WHAT IS BEING ASKED: Check each line of the records below and collect those that include the word "Summary".

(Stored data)
══════════

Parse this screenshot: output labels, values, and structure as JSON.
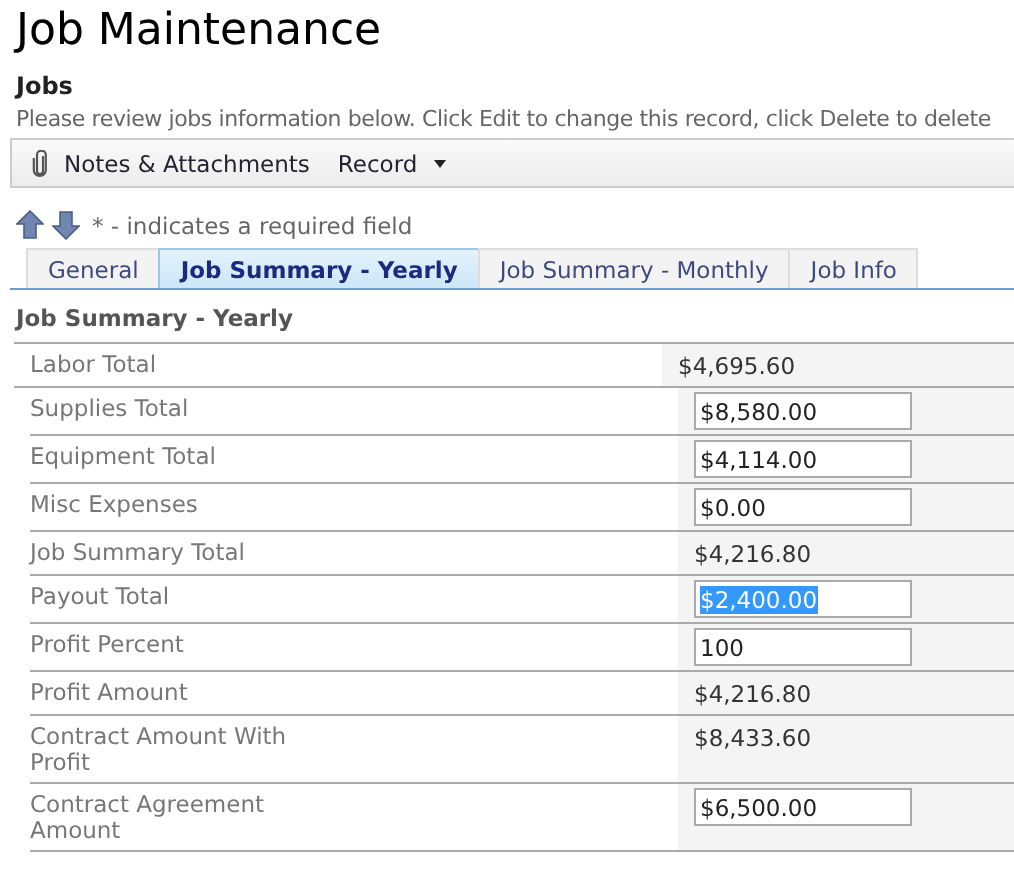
{
  "page_title": "Job Maintenance",
  "section_title": "Jobs",
  "description": "Please review jobs information below. Click Edit to change this record, click Delete to delete",
  "toolbar": [
    {
      "kind": "attachment",
      "label": "Notes & Attachments"
    },
    {
      "kind": "dropdown",
      "label": "Record"
    }
  ],
  "required_note": "* - indicates a required field",
  "tabs": [
    {
      "label": "General",
      "selected": false
    },
    {
      "label": "Job Summary - Yearly",
      "selected": true
    },
    {
      "label": "Job Summary - Monthly",
      "selected": false
    },
    {
      "label": "Job Info",
      "selected": false
    }
  ],
  "panel_title": "Job Summary - Yearly",
  "rows": [
    {
      "label": "Labor Total",
      "kind": "text",
      "value": "$4,695.60"
    },
    {
      "label": "Supplies Total",
      "kind": "input",
      "value": "$8,580.00",
      "highlighted": false
    },
    {
      "label": "Equipment Total",
      "kind": "input",
      "value": "$4,114.00",
      "highlighted": false
    },
    {
      "label": "Misc Expenses",
      "kind": "input",
      "value": "$0.00",
      "highlighted": false
    },
    {
      "label": "Job Summary Total",
      "kind": "text",
      "value": "$4,216.80"
    },
    {
      "label": "Payout Total",
      "kind": "input",
      "value": "$2,400.00",
      "highlighted": true
    },
    {
      "label": "Profit Percent",
      "kind": "input",
      "value": "100",
      "highlighted": false
    },
    {
      "label": "Profit Amount",
      "kind": "text",
      "value": "$4,216.80"
    },
    {
      "label": "Contract Amount With Profit",
      "kind": "text",
      "value": "$8,433.60"
    },
    {
      "label": "Contract Agreement Amount",
      "kind": "input",
      "value": "$6,500.00",
      "highlighted": false
    }
  ]
}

══════════

SOLVED PROBLEM:
      "label": "Job Summary - Yearly",
      "label": "Job Summary - Monthly",
  "panel_title": "Job Summary - Yearly",
      "label": "Job Summary Total",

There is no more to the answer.